[Rows from a dataset]
◇ ◇ ◇

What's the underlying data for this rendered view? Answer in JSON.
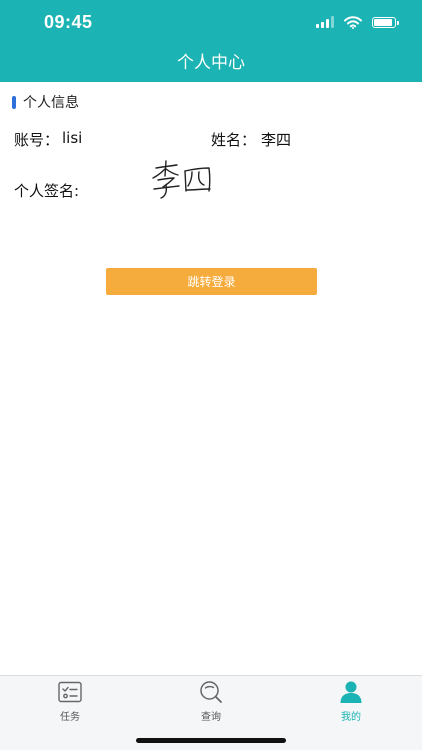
{
  "status_bar": {
    "time": "09:45"
  },
  "header": {
    "title": "个人中心"
  },
  "section": {
    "title": "个人信息"
  },
  "profile": {
    "account_label": "账号：",
    "account_value": "lisi",
    "name_label": "姓名：",
    "name_value": "李四",
    "signature_label": "个人签名:",
    "signature_text": "李四"
  },
  "actions": {
    "login_label": "跳转登录"
  },
  "tabbar": {
    "tabs": [
      {
        "label": "任务",
        "icon": "task-list-icon"
      },
      {
        "label": "查询",
        "icon": "search-icon"
      },
      {
        "label": "我的",
        "icon": "user-icon",
        "active": true
      }
    ]
  },
  "colors": {
    "primary": "#1bb3b3",
    "accent_button": "#f6ac3c",
    "section_accent": "#2f6fdc"
  }
}
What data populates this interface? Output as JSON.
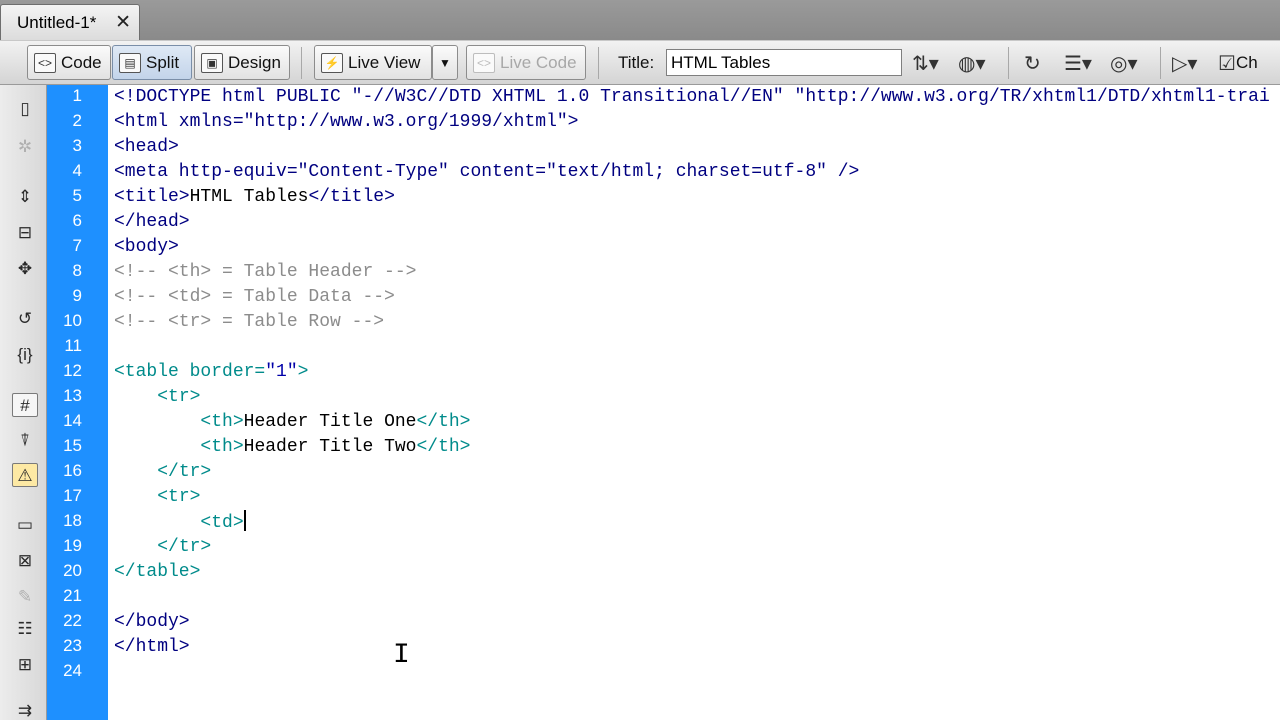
{
  "tab": {
    "label": "Untitled-1*",
    "close": "✕"
  },
  "toolbar": {
    "code_label": "Code",
    "split_label": "Split",
    "design_label": "Design",
    "live_view_label": "Live View",
    "live_code_label": "Live Code",
    "title_label": "Title:",
    "title_value": "HTML Tables",
    "check_label": "Ch"
  },
  "icons": {
    "code": "code-view-icon",
    "split": "split-view-icon",
    "design": "design-view-icon",
    "live_view": "live-view-icon",
    "live_code": "live-code-icon",
    "file_management": "file-management-icon",
    "preview": "globe-preview-icon",
    "refresh": "refresh-icon",
    "view_options": "view-options-icon",
    "visual_aids": "visual-aids-icon",
    "validate": "validate-markup-icon",
    "check_page": "check-page-icon"
  },
  "colors": {
    "gutter": "#1e90ff",
    "tag": "#000080",
    "tag_teal": "#008b8b",
    "attr_value": "#0000a8",
    "comment": "#8c8c8c"
  },
  "line_numbers": [
    "1",
    "2",
    "3",
    "4",
    "5",
    "6",
    "7",
    "8",
    "9",
    "10",
    "11",
    "12",
    "13",
    "14",
    "15",
    "16",
    "17",
    "18",
    "19",
    "20",
    "21",
    "22",
    "23",
    "24"
  ],
  "code_lines": [
    {
      "parts": [
        {
          "t": "<!DOCTYPE html PUBLIC \"-//W3C//DTD XHTML 1.0 Transitional//EN\" \"http://www.w3.org/TR/xhtml1/DTD/xhtml1-trai",
          "c": "c-navy"
        }
      ]
    },
    {
      "parts": [
        {
          "t": "<html xmlns=\"http://www.w3.org/1999/xhtml\">",
          "c": "c-navy"
        }
      ]
    },
    {
      "parts": [
        {
          "t": "<head>",
          "c": "c-navy"
        }
      ]
    },
    {
      "parts": [
        {
          "t": "<meta http-equiv=\"Content-Type\" content=\"text/html; charset=utf-8\" />",
          "c": "c-navy"
        }
      ]
    },
    {
      "parts": [
        {
          "t": "<title>",
          "c": "c-navy"
        },
        {
          "t": "HTML Tables",
          "c": "c-txt"
        },
        {
          "t": "</title>",
          "c": "c-navy"
        }
      ]
    },
    {
      "parts": [
        {
          "t": "</head>",
          "c": "c-navy"
        }
      ]
    },
    {
      "parts": [
        {
          "t": "<body>",
          "c": "c-navy"
        }
      ]
    },
    {
      "parts": [
        {
          "t": "<!-- <th> = Table Header -->",
          "c": "c-cmt"
        }
      ]
    },
    {
      "parts": [
        {
          "t": "<!-- <td> = Table Data -->",
          "c": "c-cmt"
        }
      ]
    },
    {
      "parts": [
        {
          "t": "<!-- <tr> = Table Row -->",
          "c": "c-cmt"
        }
      ]
    },
    {
      "parts": [
        {
          "t": "",
          "c": "c-txt"
        }
      ]
    },
    {
      "parts": [
        {
          "t": "<table border=",
          "c": "c-teal"
        },
        {
          "t": "\"1\"",
          "c": "c-green"
        },
        {
          "t": ">",
          "c": "c-teal"
        }
      ]
    },
    {
      "parts": [
        {
          "t": "    ",
          "c": "c-txt"
        },
        {
          "t": "<tr>",
          "c": "c-teal"
        }
      ]
    },
    {
      "parts": [
        {
          "t": "        ",
          "c": "c-txt"
        },
        {
          "t": "<th>",
          "c": "c-teal"
        },
        {
          "t": "Header Title One",
          "c": "c-txt"
        },
        {
          "t": "</th>",
          "c": "c-teal"
        }
      ]
    },
    {
      "parts": [
        {
          "t": "        ",
          "c": "c-txt"
        },
        {
          "t": "<th>",
          "c": "c-teal"
        },
        {
          "t": "Header Title Two",
          "c": "c-txt"
        },
        {
          "t": "</th>",
          "c": "c-teal"
        }
      ]
    },
    {
      "parts": [
        {
          "t": "    ",
          "c": "c-txt"
        },
        {
          "t": "</tr>",
          "c": "c-teal"
        }
      ]
    },
    {
      "parts": [
        {
          "t": "    ",
          "c": "c-txt"
        },
        {
          "t": "<tr>",
          "c": "c-teal"
        }
      ]
    },
    {
      "parts": [
        {
          "t": "        ",
          "c": "c-txt"
        },
        {
          "t": "<td>",
          "c": "c-teal"
        }
      ],
      "caret": true
    },
    {
      "parts": [
        {
          "t": "    ",
          "c": "c-txt"
        },
        {
          "t": "</tr>",
          "c": "c-teal"
        }
      ]
    },
    {
      "parts": [
        {
          "t": "</table>",
          "c": "c-teal"
        }
      ]
    },
    {
      "parts": [
        {
          "t": "",
          "c": "c-txt"
        }
      ]
    },
    {
      "parts": [
        {
          "t": "</body>",
          "c": "c-navy"
        }
      ]
    },
    {
      "parts": [
        {
          "t": "</html>",
          "c": "c-navy"
        }
      ]
    },
    {
      "parts": [
        {
          "t": "",
          "c": "c-txt"
        }
      ]
    }
  ]
}
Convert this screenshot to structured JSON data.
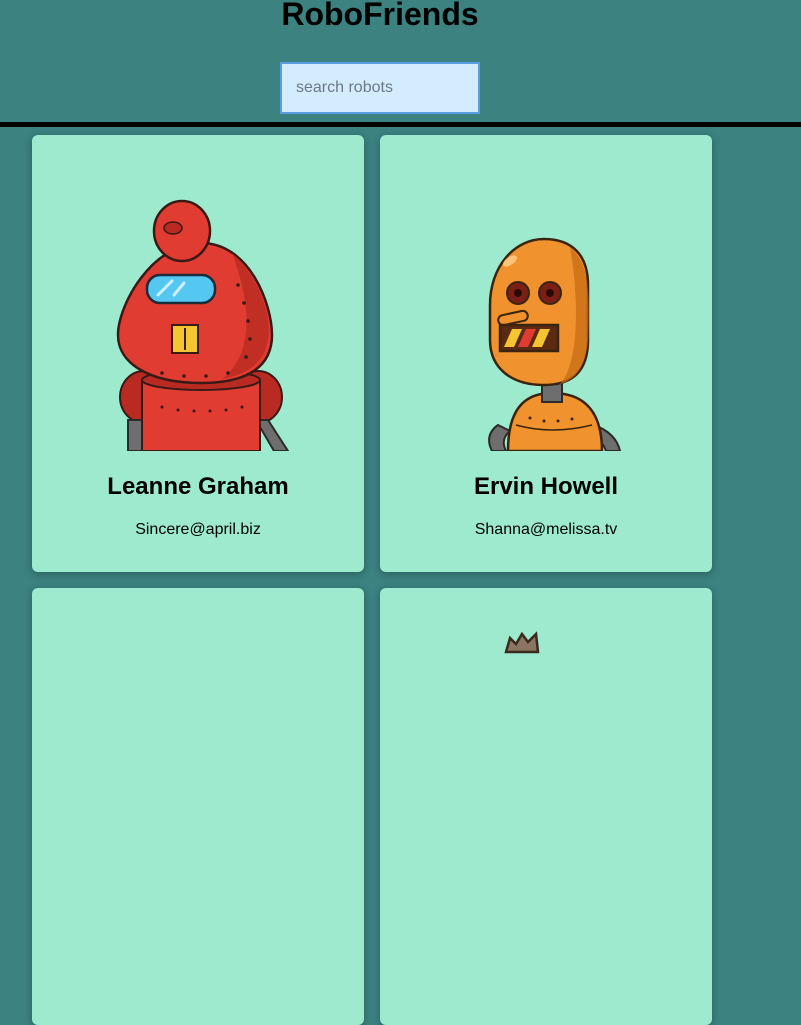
{
  "app": {
    "title": "RoboFriends"
  },
  "search": {
    "placeholder": "search robots",
    "value": ""
  },
  "colors": {
    "background": "#3b8280",
    "card": "#9eeacf",
    "search_bg": "#d3ecff",
    "search_border": "#5b9be0"
  },
  "robots": [
    {
      "name": "Leanne Graham",
      "email": "Sincere@april.biz",
      "image": "red-robot-avatar"
    },
    {
      "name": "Ervin Howell",
      "email": "Shanna@melissa.tv",
      "image": "orange-robot-avatar"
    },
    {
      "name": "",
      "email": "",
      "image": "robot-avatar"
    },
    {
      "name": "",
      "email": "",
      "image": "robot-avatar"
    }
  ]
}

◇ ◇ ◇

*GIVEN EXERCISE:*
Leave out every picture, and copy exactly the lines from the line that contains "Convert this screenshot" through the end of the material.

*PROBLEM SOLUTION:*
Convert this screenshot to structured JSON data.
{
  "app": {
    "title": "RoboFriends"
  },
  "search": {
    "placeholder": "search robots",
    "value": ""
  },
  "colors": {
    "background": "#3b8280",
    "card": "#9eeacf",
    "search_bg": "#d3ecff",
    "search_border": "#5b9be0"
  },
  "robots": [
    {
      "name": "Leanne Graham",
      "email": "Sincere@april.biz",
      "image": "red-robot-avatar"
    },
    {
      "name": "Ervin Howell",
      "email": "Shanna@melissa.tv",
      "image": "orange-robot-avatar"
    },
    {
      "name": "",
      "email": "",
      "image": "robot-avatar"
    },
    {
      "name": "",
      "email": "",
      "image": "robot-avatar"
    }
  ]
}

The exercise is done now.